* **DATA SECTION**
_ _ _ _

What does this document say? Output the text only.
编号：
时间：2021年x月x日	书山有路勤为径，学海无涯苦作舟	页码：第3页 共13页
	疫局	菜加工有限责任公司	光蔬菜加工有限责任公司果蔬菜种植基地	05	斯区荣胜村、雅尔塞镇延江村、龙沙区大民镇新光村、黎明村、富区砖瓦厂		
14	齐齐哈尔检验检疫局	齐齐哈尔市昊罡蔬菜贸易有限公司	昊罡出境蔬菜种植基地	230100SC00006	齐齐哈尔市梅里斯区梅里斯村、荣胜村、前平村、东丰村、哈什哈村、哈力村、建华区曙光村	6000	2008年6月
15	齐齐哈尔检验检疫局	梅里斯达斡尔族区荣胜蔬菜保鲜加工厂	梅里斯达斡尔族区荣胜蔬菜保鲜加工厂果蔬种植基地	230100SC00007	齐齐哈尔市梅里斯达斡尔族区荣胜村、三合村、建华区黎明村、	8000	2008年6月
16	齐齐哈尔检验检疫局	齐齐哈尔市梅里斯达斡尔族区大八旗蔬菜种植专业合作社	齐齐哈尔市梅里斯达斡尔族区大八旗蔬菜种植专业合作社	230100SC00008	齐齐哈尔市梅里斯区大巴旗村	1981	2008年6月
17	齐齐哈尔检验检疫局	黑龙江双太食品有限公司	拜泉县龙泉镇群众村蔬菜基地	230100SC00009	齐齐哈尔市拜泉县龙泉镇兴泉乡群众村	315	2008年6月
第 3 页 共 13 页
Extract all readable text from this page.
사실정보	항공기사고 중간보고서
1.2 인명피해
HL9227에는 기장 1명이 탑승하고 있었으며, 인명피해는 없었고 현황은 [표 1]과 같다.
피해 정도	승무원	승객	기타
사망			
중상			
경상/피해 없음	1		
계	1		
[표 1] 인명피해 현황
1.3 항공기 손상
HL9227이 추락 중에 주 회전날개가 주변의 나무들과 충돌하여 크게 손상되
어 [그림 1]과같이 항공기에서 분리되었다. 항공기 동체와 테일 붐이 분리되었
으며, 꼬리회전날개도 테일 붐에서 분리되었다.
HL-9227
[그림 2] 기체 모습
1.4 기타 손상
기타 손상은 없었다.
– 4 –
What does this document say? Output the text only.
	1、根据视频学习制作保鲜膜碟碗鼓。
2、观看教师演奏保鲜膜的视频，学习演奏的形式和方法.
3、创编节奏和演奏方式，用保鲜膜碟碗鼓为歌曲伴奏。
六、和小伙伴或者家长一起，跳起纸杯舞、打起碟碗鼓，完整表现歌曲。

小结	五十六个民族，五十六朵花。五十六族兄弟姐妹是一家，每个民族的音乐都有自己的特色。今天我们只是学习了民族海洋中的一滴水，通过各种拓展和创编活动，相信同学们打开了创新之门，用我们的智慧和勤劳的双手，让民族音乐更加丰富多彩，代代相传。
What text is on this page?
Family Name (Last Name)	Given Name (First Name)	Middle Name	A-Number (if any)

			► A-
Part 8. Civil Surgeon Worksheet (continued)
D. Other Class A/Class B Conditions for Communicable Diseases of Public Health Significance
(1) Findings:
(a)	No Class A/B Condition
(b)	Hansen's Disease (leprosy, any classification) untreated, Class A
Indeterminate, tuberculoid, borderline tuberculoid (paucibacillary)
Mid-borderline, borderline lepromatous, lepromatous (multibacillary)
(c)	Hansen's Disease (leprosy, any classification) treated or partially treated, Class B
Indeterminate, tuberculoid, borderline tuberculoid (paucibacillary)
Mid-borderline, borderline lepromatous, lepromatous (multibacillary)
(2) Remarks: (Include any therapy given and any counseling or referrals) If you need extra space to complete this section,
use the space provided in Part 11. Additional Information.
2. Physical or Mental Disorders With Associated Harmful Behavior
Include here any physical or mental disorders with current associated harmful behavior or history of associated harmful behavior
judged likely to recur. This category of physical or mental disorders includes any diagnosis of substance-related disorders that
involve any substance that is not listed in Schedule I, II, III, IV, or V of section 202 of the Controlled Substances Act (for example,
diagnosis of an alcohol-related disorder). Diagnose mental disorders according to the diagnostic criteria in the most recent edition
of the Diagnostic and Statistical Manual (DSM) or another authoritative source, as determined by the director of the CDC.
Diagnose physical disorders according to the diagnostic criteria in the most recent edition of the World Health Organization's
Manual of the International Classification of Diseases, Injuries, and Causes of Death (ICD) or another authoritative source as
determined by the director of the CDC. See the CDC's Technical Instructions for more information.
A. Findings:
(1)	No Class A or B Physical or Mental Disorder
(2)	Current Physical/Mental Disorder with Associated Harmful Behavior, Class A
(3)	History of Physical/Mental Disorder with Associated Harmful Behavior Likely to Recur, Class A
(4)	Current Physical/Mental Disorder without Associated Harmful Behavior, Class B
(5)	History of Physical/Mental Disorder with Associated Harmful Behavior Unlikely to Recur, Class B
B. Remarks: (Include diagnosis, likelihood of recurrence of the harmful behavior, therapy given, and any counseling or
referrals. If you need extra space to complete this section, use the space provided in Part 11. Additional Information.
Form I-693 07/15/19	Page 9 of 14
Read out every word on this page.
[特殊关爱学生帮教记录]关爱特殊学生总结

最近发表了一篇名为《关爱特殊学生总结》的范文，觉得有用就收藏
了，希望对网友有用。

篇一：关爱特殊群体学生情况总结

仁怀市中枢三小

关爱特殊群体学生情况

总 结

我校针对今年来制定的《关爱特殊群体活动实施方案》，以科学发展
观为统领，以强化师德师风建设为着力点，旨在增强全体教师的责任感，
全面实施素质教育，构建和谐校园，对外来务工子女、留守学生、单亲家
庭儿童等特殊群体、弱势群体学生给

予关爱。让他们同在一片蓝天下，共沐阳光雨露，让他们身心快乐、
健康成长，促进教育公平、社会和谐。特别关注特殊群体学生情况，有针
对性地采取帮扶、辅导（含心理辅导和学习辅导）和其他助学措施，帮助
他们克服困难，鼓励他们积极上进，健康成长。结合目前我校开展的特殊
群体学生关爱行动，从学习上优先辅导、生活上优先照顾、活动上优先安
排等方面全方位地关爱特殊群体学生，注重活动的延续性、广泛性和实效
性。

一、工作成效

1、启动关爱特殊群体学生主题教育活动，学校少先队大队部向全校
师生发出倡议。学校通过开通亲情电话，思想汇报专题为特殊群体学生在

_ _ _ _

* **GIVEN REQUEST**
Exact copies of all the records are required.

* **COMPLETED TASK**
What does this document say? Output the text only.
编号：
时间：2021年x月x日	书山有路勤为径，学海无涯苦作舟	页码：第3页 共13页
	疫局	菜加工有限责任公司	光蔬菜加工有限责任公司果蔬菜种植基地	05	斯区荣胜村、雅尔塞镇延江村、龙沙区大民镇新光村、黎明村、富区砖瓦厂		
14	齐齐哈尔检验检疫局	齐齐哈尔市昊罡蔬菜贸易有限公司	昊罡出境蔬菜种植基地	230100SC00006	齐齐哈尔市梅里斯区梅里斯村、荣胜村、前平村、东丰村、哈什哈村、哈力村、建华区曙光村	6000	2008年6月
15	齐齐哈尔检验检疫局	梅里斯达斡尔族区荣胜蔬菜保鲜加工厂	梅里斯达斡尔族区荣胜蔬菜保鲜加工厂果蔬种植基地	230100SC00007	齐齐哈尔市梅里斯达斡尔族区荣胜村、三合村、建华区黎明村、	8000	2008年6月
16	齐齐哈尔检验检疫局	齐齐哈尔市梅里斯达斡尔族区大八旗蔬菜种植专业合作社	齐齐哈尔市梅里斯达斡尔族区大八旗蔬菜种植专业合作社	230100SC00008	齐齐哈尔市梅里斯区大巴旗村	1981	2008年6月
17	齐齐哈尔检验检疫局	黑龙江双太食品有限公司	拜泉县龙泉镇群众村蔬菜基地	230100SC00009	齐齐哈尔市拜泉县龙泉镇兴泉乡群众村	315	2008年6月
第 3 页 共 13 页
Extract all readable text from this page.
사실정보	항공기사고 중간보고서
1.2 인명피해
HL9227에는 기장 1명이 탑승하고 있었으며, 인명피해는 없었고 현황은 [표 1]과 같다.
피해 정도	승무원	승객	기타
사망			
중상			
경상/피해 없음	1		
계	1		
[표 1] 인명피해 현황
1.3 항공기 손상
HL9227이 추락 중에 주 회전날개가 주변의 나무들과 충돌하여 크게 손상되
어 [그림 1]과같이 항공기에서 분리되었다. 항공기 동체와 테일 붐이 분리되었
으며, 꼬리회전날개도 테일 붐에서 분리되었다.
HL-9227
[그림 2] 기체 모습
1.4 기타 손상
기타 손상은 없었다.
– 4 –
What does this document say? Output the text only.
	1、根据视频学习制作保鲜膜碟碗鼓。
2、观看教师演奏保鲜膜的视频，学习演奏的形式和方法.
3、创编节奏和演奏方式，用保鲜膜碟碗鼓为歌曲伴奏。
六、和小伙伴或者家长一起，跳起纸杯舞、打起碟碗鼓，完整表现歌曲。

小结	五十六个民族，五十六朵花。五十六族兄弟姐妹是一家，每个民族的音乐都有自己的特色。今天我们只是学习了民族海洋中的一滴水，通过各种拓展和创编活动，相信同学们打开了创新之门，用我们的智慧和勤劳的双手，让民族音乐更加丰富多彩，代代相传。
What text is on this page?
Family Name (Last Name)	Given Name (First Name)	Middle Name	A-Number (if any)

			► A-
Part 8. Civil Surgeon Worksheet (continued)
D. Other Class A/Class B Conditions for Communicable Diseases of Public Health Significance
(1) Findings:
(a)	No Class A/B Condition
(b)	Hansen's Disease (leprosy, any classification) untreated, Class A
Indeterminate, tuberculoid, borderline tuberculoid (paucibacillary)
Mid-borderline, borderline lepromatous, lepromatous (multibacillary)
(c)	Hansen's Disease (leprosy, any classification) treated or partially treated, Class B
Indeterminate, tuberculoid, borderline tuberculoid (paucibacillary)
Mid-borderline, borderline lepromatous, lepromatous (multibacillary)
(2) Remarks: (Include any therapy given and any counseling or referrals) If you need extra space to complete this section,
use the space provided in Part 11. Additional Information.
2. Physical or Mental Disorders With Associated Harmful Behavior
Include here any physical or mental disorders with current associated harmful behavior or history of associated harmful behavior
judged likely to recur. This category of physical or mental disorders includes any diagnosis of substance-related disorders that
involve any substance that is not listed in Schedule I, II, III, IV, or V of section 202 of the Controlled Substances Act (for example,
diagnosis of an alcohol-related disorder). Diagnose mental disorders according to the diagnostic criteria in the most recent edition
of the Diagnostic and Statistical Manual (DSM) or another authoritative source, as determined by the director of the CDC.
Diagnose physical disorders according to the diagnostic criteria in the most recent edition of the World Health Organization's
Manual of the International Classification of Diseases, Injuries, and Causes of Death (ICD) or another authoritative source as
determined by the director of the CDC. See the CDC's Technical Instructions for more information.
A. Findings:
(1)	No Class A or B Physical or Mental Disorder
(2)	Current Physical/Mental Disorder with Associated Harmful Behavior, Class A
(3)	History of Physical/Mental Disorder with Associated Harmful Behavior Likely to Recur, Class A
(4)	Current Physical/Mental Disorder without Associated Harmful Behavior, Class B
(5)	History of Physical/Mental Disorder with Associated Harmful Behavior Unlikely to Recur, Class B
B. Remarks: (Include diagnosis, likelihood of recurrence of the harmful behavior, therapy given, and any counseling or
referrals. If you need extra space to complete this section, use the space provided in Part 11. Additional Information.
Form I-693 07/15/19	Page 9 of 14
Read out every word on this page.
[特殊关爱学生帮教记录]关爱特殊学生总结

最近发表了一篇名为《关爱特殊学生总结》的范文，觉得有用就收藏
了，希望对网友有用。

篇一：关爱特殊群体学生情况总结

仁怀市中枢三小

关爱特殊群体学生情况

总 结

我校针对今年来制定的《关爱特殊群体活动实施方案》，以科学发展
观为统领，以强化师德师风建设为着力点，旨在增强全体教师的责任感，
全面实施素质教育，构建和谐校园，对外来务工子女、留守学生、单亲家
庭儿童等特殊群体、弱势群体学生给

予关爱。让他们同在一片蓝天下，共沐阳光雨露，让他们身心快乐、
健康成长，促进教育公平、社会和谐。特别关注特殊群体学生情况，有针
对性地采取帮扶、辅导（含心理辅导和学习辅导）和其他助学措施，帮助
他们克服困难，鼓励他们积极上进，健康成长。结合目前我校开展的特殊
群体学生关爱行动，从学习上优先辅导、生活上优先照顾、活动上优先安
排等方面全方位地关爱特殊群体学生，注重活动的延续性、广泛性和实效
性。

一、工作成效

1、启动关爱特殊群体学生主题教育活动，学校少先队大队部向全校
师生发出倡议。学校通过开通亲情电话，思想汇报专题为特殊群体学生在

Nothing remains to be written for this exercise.